TASK PROMPT: Each line in the data holding "xlabel" should be listed.

GIVEN DATA:
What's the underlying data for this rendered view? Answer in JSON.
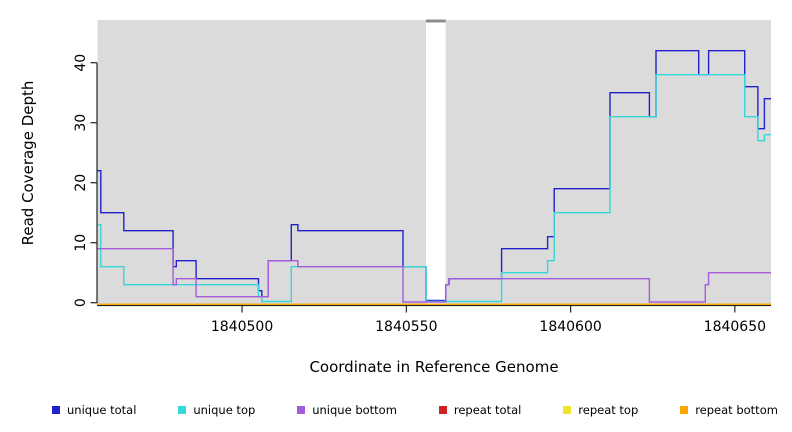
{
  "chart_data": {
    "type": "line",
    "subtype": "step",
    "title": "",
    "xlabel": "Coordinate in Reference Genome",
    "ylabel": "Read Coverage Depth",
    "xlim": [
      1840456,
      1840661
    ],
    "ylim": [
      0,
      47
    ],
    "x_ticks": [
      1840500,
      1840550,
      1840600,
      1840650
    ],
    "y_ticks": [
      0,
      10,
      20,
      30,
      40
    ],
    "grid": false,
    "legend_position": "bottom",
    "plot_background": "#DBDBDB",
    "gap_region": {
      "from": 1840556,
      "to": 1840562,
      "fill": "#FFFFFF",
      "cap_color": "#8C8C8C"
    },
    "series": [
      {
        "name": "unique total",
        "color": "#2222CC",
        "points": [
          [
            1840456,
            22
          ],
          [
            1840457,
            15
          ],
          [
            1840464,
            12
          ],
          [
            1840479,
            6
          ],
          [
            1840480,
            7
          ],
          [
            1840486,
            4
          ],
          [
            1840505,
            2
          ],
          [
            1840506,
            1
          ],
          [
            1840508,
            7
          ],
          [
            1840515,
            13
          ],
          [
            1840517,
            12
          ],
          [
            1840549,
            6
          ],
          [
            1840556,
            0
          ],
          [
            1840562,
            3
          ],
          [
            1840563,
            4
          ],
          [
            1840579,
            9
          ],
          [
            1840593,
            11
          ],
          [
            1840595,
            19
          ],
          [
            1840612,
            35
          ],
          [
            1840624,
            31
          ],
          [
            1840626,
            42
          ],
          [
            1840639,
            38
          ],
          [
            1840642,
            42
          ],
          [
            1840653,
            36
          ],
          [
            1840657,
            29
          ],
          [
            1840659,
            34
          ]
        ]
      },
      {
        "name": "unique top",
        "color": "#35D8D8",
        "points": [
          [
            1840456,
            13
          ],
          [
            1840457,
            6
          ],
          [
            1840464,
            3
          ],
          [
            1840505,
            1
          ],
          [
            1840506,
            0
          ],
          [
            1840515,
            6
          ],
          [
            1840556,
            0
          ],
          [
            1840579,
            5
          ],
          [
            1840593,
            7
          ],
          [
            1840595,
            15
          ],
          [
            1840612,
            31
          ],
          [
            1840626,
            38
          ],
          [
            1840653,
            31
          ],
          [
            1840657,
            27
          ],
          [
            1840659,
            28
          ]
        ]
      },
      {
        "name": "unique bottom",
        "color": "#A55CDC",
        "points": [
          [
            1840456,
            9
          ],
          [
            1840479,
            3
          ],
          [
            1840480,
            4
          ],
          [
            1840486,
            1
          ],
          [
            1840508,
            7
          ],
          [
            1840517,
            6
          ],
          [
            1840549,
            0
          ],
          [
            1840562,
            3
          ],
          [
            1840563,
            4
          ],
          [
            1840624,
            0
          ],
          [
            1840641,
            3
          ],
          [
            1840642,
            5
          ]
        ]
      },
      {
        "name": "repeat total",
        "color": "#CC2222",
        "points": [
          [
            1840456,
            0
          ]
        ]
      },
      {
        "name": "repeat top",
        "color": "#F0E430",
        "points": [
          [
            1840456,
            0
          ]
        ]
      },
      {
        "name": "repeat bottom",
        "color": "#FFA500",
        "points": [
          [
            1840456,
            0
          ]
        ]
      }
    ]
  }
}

---

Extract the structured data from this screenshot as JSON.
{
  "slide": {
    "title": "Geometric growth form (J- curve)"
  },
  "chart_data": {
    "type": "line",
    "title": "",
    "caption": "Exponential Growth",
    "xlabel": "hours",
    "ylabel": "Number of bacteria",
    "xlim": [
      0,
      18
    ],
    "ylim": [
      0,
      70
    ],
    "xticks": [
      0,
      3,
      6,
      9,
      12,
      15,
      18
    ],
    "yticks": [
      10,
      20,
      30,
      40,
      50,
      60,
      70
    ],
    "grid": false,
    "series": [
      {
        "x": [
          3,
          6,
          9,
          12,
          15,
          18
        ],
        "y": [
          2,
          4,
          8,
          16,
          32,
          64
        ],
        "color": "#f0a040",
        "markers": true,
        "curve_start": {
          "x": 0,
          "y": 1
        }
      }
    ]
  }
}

FINISHED EXERCISE:
    "xlabel": "Coordinate in Reference Genome",
    "xlabel": "hours",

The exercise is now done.